Content starts
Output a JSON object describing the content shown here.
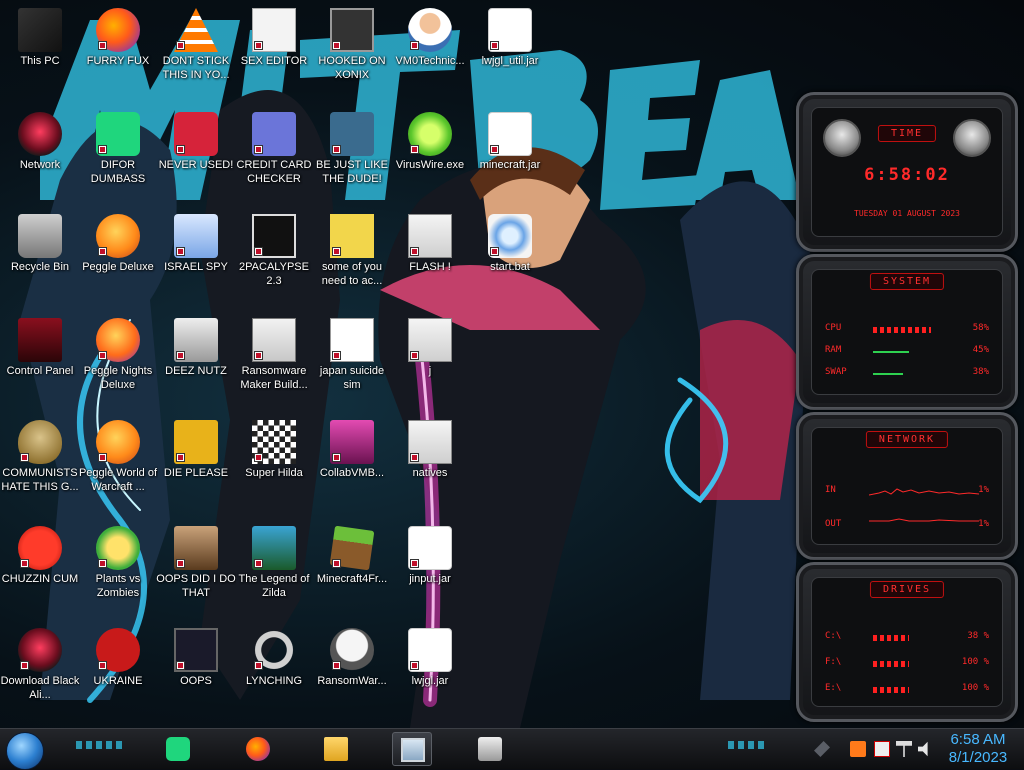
{
  "wallpaper": {
    "description": "",
    "accent": "#2fb6d6",
    "highlight": "#ff3a9a"
  },
  "desktop": {
    "icons": [
      {
        "label": "This PC",
        "icon": "computer-icon"
      },
      {
        "label": "FURRY FUX",
        "icon": "firefox-icon"
      },
      {
        "label": "DONT STICK THIS IN YO...",
        "icon": "vlc-cone-icon"
      },
      {
        "label": "SEX EDITOR",
        "icon": "xd-editor-icon"
      },
      {
        "label": "HOOKED ON XONIX",
        "icon": "xonix-icon"
      },
      {
        "label": "VM0Technic...",
        "icon": "doctor-icon"
      },
      {
        "label": "lwjgl_util.jar",
        "icon": "java-jar-icon"
      },
      {
        "label": "Network",
        "icon": "alien-network-icon"
      },
      {
        "label": "DIFOR DUMBASS",
        "icon": "green-chat-icon"
      },
      {
        "label": "NEVER USED!",
        "icon": "dev-cpp-icon"
      },
      {
        "label": "CREDIT CARD CHECKER",
        "icon": "credit-card-icon"
      },
      {
        "label": "BE JUST LIKE THE DUDE!",
        "icon": "santa-icon"
      },
      {
        "label": "VirusWire.exe",
        "icon": "lime-icon"
      },
      {
        "label": "minecraft.jar",
        "icon": "java-jar-icon"
      },
      {
        "label": "Recycle Bin",
        "icon": "recycle-bin-icon"
      },
      {
        "label": "Peggle Deluxe",
        "icon": "peggle-icon"
      },
      {
        "label": "ISRAEL SPY",
        "icon": "spy-icon"
      },
      {
        "label": "2PACALYPSE 2.3",
        "icon": "terminal-icon"
      },
      {
        "label": "some of you need to ac...",
        "icon": "beaver-icon"
      },
      {
        "label": "FLASH !",
        "icon": "folder-icon"
      },
      {
        "label": "start.bat",
        "icon": "gear-batch-icon"
      },
      {
        "label": "Control Panel",
        "icon": "control-panel-icon"
      },
      {
        "label": "Peggle Nights Deluxe",
        "icon": "peggle-nights-icon"
      },
      {
        "label": "DEEZ NUTZ",
        "icon": "stacked-windows-icon"
      },
      {
        "label": "Ransomware Maker Build...",
        "icon": "app-window-icon"
      },
      {
        "label": "japan suicide sim",
        "icon": "japan-doc-icon"
      },
      {
        "label": "j",
        "icon": "folder-icon"
      },
      {
        "label": "COMMUNISTS HATE THIS G...",
        "icon": "money-bag-icon"
      },
      {
        "label": "Peggle World of Warcraft ...",
        "icon": "peggle-wow-icon"
      },
      {
        "label": "DIE PLEASE",
        "icon": "de-icon"
      },
      {
        "label": "Super Hilda",
        "icon": "pixel-hilda-icon"
      },
      {
        "label": "CollabVMB...",
        "icon": "collabvm-icon"
      },
      {
        "label": "natives",
        "icon": "folder-icon"
      },
      {
        "label": "CHUZZIN CUM",
        "icon": "chuzzle-icon"
      },
      {
        "label": "Plants vs Zombies",
        "icon": "pvz-icon"
      },
      {
        "label": "OOPS DID I DO THAT",
        "icon": "painting-icon"
      },
      {
        "label": "The Legend of Zilda",
        "icon": "zelda-icon"
      },
      {
        "label": "Minecraft4Fr...",
        "icon": "minecraft-block-icon"
      },
      {
        "label": "jinput.jar",
        "icon": "java-jar-icon"
      },
      {
        "label": "Download Black Ali...",
        "icon": "alien-download-icon"
      },
      {
        "label": "UKRAINE",
        "icon": "nuclear-icon"
      },
      {
        "label": "OOPS",
        "icon": "oops-icon"
      },
      {
        "label": "LYNCHING",
        "icon": "rope-icon"
      },
      {
        "label": "RansomWar...",
        "icon": "skull-icon"
      },
      {
        "label": "lwjgl.jar",
        "icon": "java-jar-icon"
      }
    ]
  },
  "widgets": {
    "time": {
      "title": "TIME",
      "clock": "6:58:02",
      "date": "TUESDAY 01 AUGUST 2023"
    },
    "system": {
      "title": "SYSTEM",
      "rows": [
        {
          "label": "CPU",
          "value": "58%",
          "level": 0.58
        },
        {
          "label": "RAM",
          "value": "45%",
          "level": 0.45
        },
        {
          "label": "SWAP",
          "value": "38%",
          "level": 0.38
        }
      ]
    },
    "network": {
      "title": "NETWORK",
      "rows": [
        {
          "label": "IN",
          "value": "1%"
        },
        {
          "label": "OUT",
          "value": "1%"
        }
      ]
    },
    "drives": {
      "title": "DRIVES",
      "rows": [
        {
          "label": "C:\\",
          "value": "38 %"
        },
        {
          "label": "F:\\",
          "value": "100 %"
        },
        {
          "label": "E:\\",
          "value": "100 %"
        }
      ]
    }
  },
  "taskbar": {
    "buttons": [
      {
        "name": "chat-app",
        "icon": "green-chat-icon",
        "active": false
      },
      {
        "name": "firefox",
        "icon": "firefox-icon",
        "active": false
      },
      {
        "name": "file-explorer",
        "icon": "folder-icon",
        "active": false
      },
      {
        "name": "monitor",
        "icon": "monitor-icon",
        "active": true
      },
      {
        "name": "task-view",
        "icon": "stacked-windows-icon",
        "active": false
      }
    ],
    "clock": {
      "time": "6:58 AM",
      "date": "8/1/2023"
    },
    "clock_color": "#48b8ff"
  }
}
Content ends
= Task statement =
Once the pictures are set aside, please reproduce the remaining material word for word.

= Answer to this task =
Output a JSON object describing the content shown here.
{
  "wallpaper": {
    "description": "",
    "accent": "#2fb6d6",
    "highlight": "#ff3a9a"
  },
  "desktop": {
    "icons": [
      {
        "label": "This PC",
        "icon": "computer-icon"
      },
      {
        "label": "FURRY FUX",
        "icon": "firefox-icon"
      },
      {
        "label": "DONT STICK THIS IN YO...",
        "icon": "vlc-cone-icon"
      },
      {
        "label": "SEX EDITOR",
        "icon": "xd-editor-icon"
      },
      {
        "label": "HOOKED ON XONIX",
        "icon": "xonix-icon"
      },
      {
        "label": "VM0Technic...",
        "icon": "doctor-icon"
      },
      {
        "label": "lwjgl_util.jar",
        "icon": "java-jar-icon"
      },
      {
        "label": "Network",
        "icon": "alien-network-icon"
      },
      {
        "label": "DIFOR DUMBASS",
        "icon": "green-chat-icon"
      },
      {
        "label": "NEVER USED!",
        "icon": "dev-cpp-icon"
      },
      {
        "label": "CREDIT CARD CHECKER",
        "icon": "credit-card-icon"
      },
      {
        "label": "BE JUST LIKE THE DUDE!",
        "icon": "santa-icon"
      },
      {
        "label": "VirusWire.exe",
        "icon": "lime-icon"
      },
      {
        "label": "minecraft.jar",
        "icon": "java-jar-icon"
      },
      {
        "label": "Recycle Bin",
        "icon": "recycle-bin-icon"
      },
      {
        "label": "Peggle Deluxe",
        "icon": "peggle-icon"
      },
      {
        "label": "ISRAEL SPY",
        "icon": "spy-icon"
      },
      {
        "label": "2PACALYPSE 2.3",
        "icon": "terminal-icon"
      },
      {
        "label": "some of you need to ac...",
        "icon": "beaver-icon"
      },
      {
        "label": "FLASH !",
        "icon": "folder-icon"
      },
      {
        "label": "start.bat",
        "icon": "gear-batch-icon"
      },
      {
        "label": "Control Panel",
        "icon": "control-panel-icon"
      },
      {
        "label": "Peggle Nights Deluxe",
        "icon": "peggle-nights-icon"
      },
      {
        "label": "DEEZ NUTZ",
        "icon": "stacked-windows-icon"
      },
      {
        "label": "Ransomware Maker Build...",
        "icon": "app-window-icon"
      },
      {
        "label": "japan suicide sim",
        "icon": "japan-doc-icon"
      },
      {
        "label": "j",
        "icon": "folder-icon"
      },
      {
        "label": "COMMUNISTS HATE THIS G...",
        "icon": "money-bag-icon"
      },
      {
        "label": "Peggle World of Warcraft ...",
        "icon": "peggle-wow-icon"
      },
      {
        "label": "DIE PLEASE",
        "icon": "de-icon"
      },
      {
        "label": "Super Hilda",
        "icon": "pixel-hilda-icon"
      },
      {
        "label": "CollabVMB...",
        "icon": "collabvm-icon"
      },
      {
        "label": "natives",
        "icon": "folder-icon"
      },
      {
        "label": "CHUZZIN CUM",
        "icon": "chuzzle-icon"
      },
      {
        "label": "Plants vs Zombies",
        "icon": "pvz-icon"
      },
      {
        "label": "OOPS DID I DO THAT",
        "icon": "painting-icon"
      },
      {
        "label": "The Legend of Zilda",
        "icon": "zelda-icon"
      },
      {
        "label": "Minecraft4Fr...",
        "icon": "minecraft-block-icon"
      },
      {
        "label": "jinput.jar",
        "icon": "java-jar-icon"
      },
      {
        "label": "Download Black Ali...",
        "icon": "alien-download-icon"
      },
      {
        "label": "UKRAINE",
        "icon": "nuclear-icon"
      },
      {
        "label": "OOPS",
        "icon": "oops-icon"
      },
      {
        "label": "LYNCHING",
        "icon": "rope-icon"
      },
      {
        "label": "RansomWar...",
        "icon": "skull-icon"
      },
      {
        "label": "lwjgl.jar",
        "icon": "java-jar-icon"
      }
    ]
  },
  "widgets": {
    "time": {
      "title": "TIME",
      "clock": "6:58:02",
      "date": "TUESDAY 01 AUGUST 2023"
    },
    "system": {
      "title": "SYSTEM",
      "rows": [
        {
          "label": "CPU",
          "value": "58%",
          "level": 0.58
        },
        {
          "label": "RAM",
          "value": "45%",
          "level": 0.45
        },
        {
          "label": "SWAP",
          "value": "38%",
          "level": 0.38
        }
      ]
    },
    "network": {
      "title": "NETWORK",
      "rows": [
        {
          "label": "IN",
          "value": "1%"
        },
        {
          "label": "OUT",
          "value": "1%"
        }
      ]
    },
    "drives": {
      "title": "DRIVES",
      "rows": [
        {
          "label": "C:\\",
          "value": "38 %"
        },
        {
          "label": "F:\\",
          "value": "100 %"
        },
        {
          "label": "E:\\",
          "value": "100 %"
        }
      ]
    }
  },
  "taskbar": {
    "buttons": [
      {
        "name": "chat-app",
        "icon": "green-chat-icon",
        "active": false
      },
      {
        "name": "firefox",
        "icon": "firefox-icon",
        "active": false
      },
      {
        "name": "file-explorer",
        "icon": "folder-icon",
        "active": false
      },
      {
        "name": "monitor",
        "icon": "monitor-icon",
        "active": true
      },
      {
        "name": "task-view",
        "icon": "stacked-windows-icon",
        "active": false
      }
    ],
    "clock": {
      "time": "6:58 AM",
      "date": "8/1/2023"
    },
    "clock_color": "#48b8ff"
  }
}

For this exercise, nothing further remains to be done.